(Dataset records)
**********

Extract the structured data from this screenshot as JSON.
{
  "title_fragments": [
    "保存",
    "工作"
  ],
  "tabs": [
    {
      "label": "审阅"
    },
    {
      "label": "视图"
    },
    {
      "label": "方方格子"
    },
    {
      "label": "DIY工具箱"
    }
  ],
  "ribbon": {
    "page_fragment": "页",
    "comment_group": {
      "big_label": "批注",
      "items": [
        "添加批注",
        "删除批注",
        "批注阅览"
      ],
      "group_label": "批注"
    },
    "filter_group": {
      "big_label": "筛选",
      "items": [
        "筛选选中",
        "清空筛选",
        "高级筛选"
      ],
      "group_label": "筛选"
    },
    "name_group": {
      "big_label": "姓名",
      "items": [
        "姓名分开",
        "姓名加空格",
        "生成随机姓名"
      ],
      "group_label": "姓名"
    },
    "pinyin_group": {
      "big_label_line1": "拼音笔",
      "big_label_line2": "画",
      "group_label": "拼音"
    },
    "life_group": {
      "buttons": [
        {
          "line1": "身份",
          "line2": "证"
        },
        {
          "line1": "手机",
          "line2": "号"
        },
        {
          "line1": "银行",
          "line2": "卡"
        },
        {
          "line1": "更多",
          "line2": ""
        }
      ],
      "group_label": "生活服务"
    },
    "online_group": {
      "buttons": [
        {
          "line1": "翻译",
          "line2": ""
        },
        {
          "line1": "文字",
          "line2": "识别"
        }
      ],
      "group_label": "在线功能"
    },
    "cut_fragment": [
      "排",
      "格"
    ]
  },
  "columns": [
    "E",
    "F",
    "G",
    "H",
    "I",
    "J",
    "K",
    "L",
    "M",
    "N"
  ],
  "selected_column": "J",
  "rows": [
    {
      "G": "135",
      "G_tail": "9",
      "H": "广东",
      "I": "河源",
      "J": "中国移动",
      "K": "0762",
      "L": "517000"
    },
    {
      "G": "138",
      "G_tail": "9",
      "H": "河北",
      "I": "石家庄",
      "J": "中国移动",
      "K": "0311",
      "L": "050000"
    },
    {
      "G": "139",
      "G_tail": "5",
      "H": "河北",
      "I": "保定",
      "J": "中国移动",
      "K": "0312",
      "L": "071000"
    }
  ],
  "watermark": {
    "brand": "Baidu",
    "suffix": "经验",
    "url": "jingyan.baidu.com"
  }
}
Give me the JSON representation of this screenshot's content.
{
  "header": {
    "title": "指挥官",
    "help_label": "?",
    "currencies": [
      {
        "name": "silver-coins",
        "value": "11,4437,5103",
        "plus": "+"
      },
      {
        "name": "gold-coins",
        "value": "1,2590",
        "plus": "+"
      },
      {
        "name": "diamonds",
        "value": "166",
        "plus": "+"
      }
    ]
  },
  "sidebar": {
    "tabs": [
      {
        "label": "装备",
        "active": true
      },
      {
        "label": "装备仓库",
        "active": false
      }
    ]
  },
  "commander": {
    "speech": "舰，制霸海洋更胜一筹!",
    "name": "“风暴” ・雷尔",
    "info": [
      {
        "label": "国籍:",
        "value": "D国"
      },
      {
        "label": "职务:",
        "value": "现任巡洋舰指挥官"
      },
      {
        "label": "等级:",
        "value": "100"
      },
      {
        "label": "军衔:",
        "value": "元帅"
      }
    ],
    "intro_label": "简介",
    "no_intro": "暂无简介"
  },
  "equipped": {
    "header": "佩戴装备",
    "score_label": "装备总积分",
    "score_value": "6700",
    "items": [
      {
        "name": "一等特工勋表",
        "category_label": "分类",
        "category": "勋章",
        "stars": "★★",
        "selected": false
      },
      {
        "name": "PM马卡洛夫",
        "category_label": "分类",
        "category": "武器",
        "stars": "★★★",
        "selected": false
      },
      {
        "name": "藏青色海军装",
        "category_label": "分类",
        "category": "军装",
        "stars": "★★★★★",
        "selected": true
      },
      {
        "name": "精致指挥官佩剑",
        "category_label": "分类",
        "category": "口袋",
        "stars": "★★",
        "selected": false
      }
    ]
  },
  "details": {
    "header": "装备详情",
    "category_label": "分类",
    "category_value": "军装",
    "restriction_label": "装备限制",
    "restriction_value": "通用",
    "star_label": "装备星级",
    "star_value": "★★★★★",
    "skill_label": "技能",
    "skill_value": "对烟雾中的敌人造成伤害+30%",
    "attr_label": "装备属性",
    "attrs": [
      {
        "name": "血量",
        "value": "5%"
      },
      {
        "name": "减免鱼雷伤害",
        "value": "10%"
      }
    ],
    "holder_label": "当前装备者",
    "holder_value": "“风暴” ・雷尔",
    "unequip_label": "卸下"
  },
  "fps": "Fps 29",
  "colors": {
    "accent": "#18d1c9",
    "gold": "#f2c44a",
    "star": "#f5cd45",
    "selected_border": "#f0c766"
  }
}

**********

— What you have to do —
Repeat back the data above, exact to the last character.

— Result —
Extract the structured data from this screenshot as JSON.
{
  "title_fragments": [
    "保存",
    "工作"
  ],
  "tabs": [
    {
      "label": "审阅"
    },
    {
      "label": "视图"
    },
    {
      "label": "方方格子"
    },
    {
      "label": "DIY工具箱"
    }
  ],
  "ribbon": {
    "page_fragment": "页",
    "comment_group": {
      "big_label": "批注",
      "items": [
        "添加批注",
        "删除批注",
        "批注阅览"
      ],
      "group_label": "批注"
    },
    "filter_group": {
      "big_label": "筛选",
      "items": [
        "筛选选中",
        "清空筛选",
        "高级筛选"
      ],
      "group_label": "筛选"
    },
    "name_group": {
      "big_label": "姓名",
      "items": [
        "姓名分开",
        "姓名加空格",
        "生成随机姓名"
      ],
      "group_label": "姓名"
    },
    "pinyin_group": {
      "big_label_line1": "拼音笔",
      "big_label_line2": "画",
      "group_label": "拼音"
    },
    "life_group": {
      "buttons": [
        {
          "line1": "身份",
          "line2": "证"
        },
        {
          "line1": "手机",
          "line2": "号"
        },
        {
          "line1": "银行",
          "line2": "卡"
        },
        {
          "line1": "更多",
          "line2": ""
        }
      ],
      "group_label": "生活服务"
    },
    "online_group": {
      "buttons": [
        {
          "line1": "翻译",
          "line2": ""
        },
        {
          "line1": "文字",
          "line2": "识别"
        }
      ],
      "group_label": "在线功能"
    },
    "cut_fragment": [
      "排",
      "格"
    ]
  },
  "columns": [
    "E",
    "F",
    "G",
    "H",
    "I",
    "J",
    "K",
    "L",
    "M",
    "N"
  ],
  "selected_column": "J",
  "rows": [
    {
      "G": "135",
      "G_tail": "9",
      "H": "广东",
      "I": "河源",
      "J": "中国移动",
      "K": "0762",
      "L": "517000"
    },
    {
      "G": "138",
      "G_tail": "9",
      "H": "河北",
      "I": "石家庄",
      "J": "中国移动",
      "K": "0311",
      "L": "050000"
    },
    {
      "G": "139",
      "G_tail": "5",
      "H": "河北",
      "I": "保定",
      "J": "中国移动",
      "K": "0312",
      "L": "071000"
    }
  ],
  "watermark": {
    "brand": "Baidu",
    "suffix": "经验",
    "url": "jingyan.baidu.com"
  }
}
Give me the JSON representation of this screenshot's content.
{
  "header": {
    "title": "指挥官",
    "help_label": "?",
    "currencies": [
      {
        "name": "silver-coins",
        "value": "11,4437,5103",
        "plus": "+"
      },
      {
        "name": "gold-coins",
        "value": "1,2590",
        "plus": "+"
      },
      {
        "name": "diamonds",
        "value": "166",
        "plus": "+"
      }
    ]
  },
  "sidebar": {
    "tabs": [
      {
        "label": "装备",
        "active": true
      },
      {
        "label": "装备仓库",
        "active": false
      }
    ]
  },
  "commander": {
    "speech": "舰，制霸海洋更胜一筹!",
    "name": "“风暴” ・雷尔",
    "info": [
      {
        "label": "国籍:",
        "value": "D国"
      },
      {
        "label": "职务:",
        "value": "现任巡洋舰指挥官"
      },
      {
        "label": "等级:",
        "value": "100"
      },
      {
        "label": "军衔:",
        "value": "元帅"
      }
    ],
    "intro_label": "简介",
    "no_intro": "暂无简介"
  },
  "equipped": {
    "header": "佩戴装备",
    "score_label": "装备总积分",
    "score_value": "6700",
    "items": [
      {
        "name": "一等特工勋表",
        "category_label": "分类",
        "category": "勋章",
        "stars": "★★",
        "selected": false
      },
      {
        "name": "PM马卡洛夫",
        "category_label": "分类",
        "category": "武器",
        "stars": "★★★",
        "selected": false
      },
      {
        "name": "藏青色海军装",
        "category_label": "分类",
        "category": "军装",
        "stars": "★★★★★",
        "selected": true
      },
      {
        "name": "精致指挥官佩剑",
        "category_label": "分类",
        "category": "口袋",
        "stars": "★★",
        "selected": false
      }
    ]
  },
  "details": {
    "header": "装备详情",
    "category_label": "分类",
    "category_value": "军装",
    "restriction_label": "装备限制",
    "restriction_value": "通用",
    "star_label": "装备星级",
    "star_value": "★★★★★",
    "skill_label": "技能",
    "skill_value": "对烟雾中的敌人造成伤害+30%",
    "attr_label": "装备属性",
    "attrs": [
      {
        "name": "血量",
        "value": "5%"
      },
      {
        "name": "减免鱼雷伤害",
        "value": "10%"
      }
    ],
    "holder_label": "当前装备者",
    "holder_value": "“风暴” ・雷尔",
    "unequip_label": "卸下"
  },
  "fps": "Fps 29",
  "colors": {
    "accent": "#18d1c9",
    "gold": "#f2c44a",
    "star": "#f5cd45",
    "selected_border": "#f0c766"
  }
}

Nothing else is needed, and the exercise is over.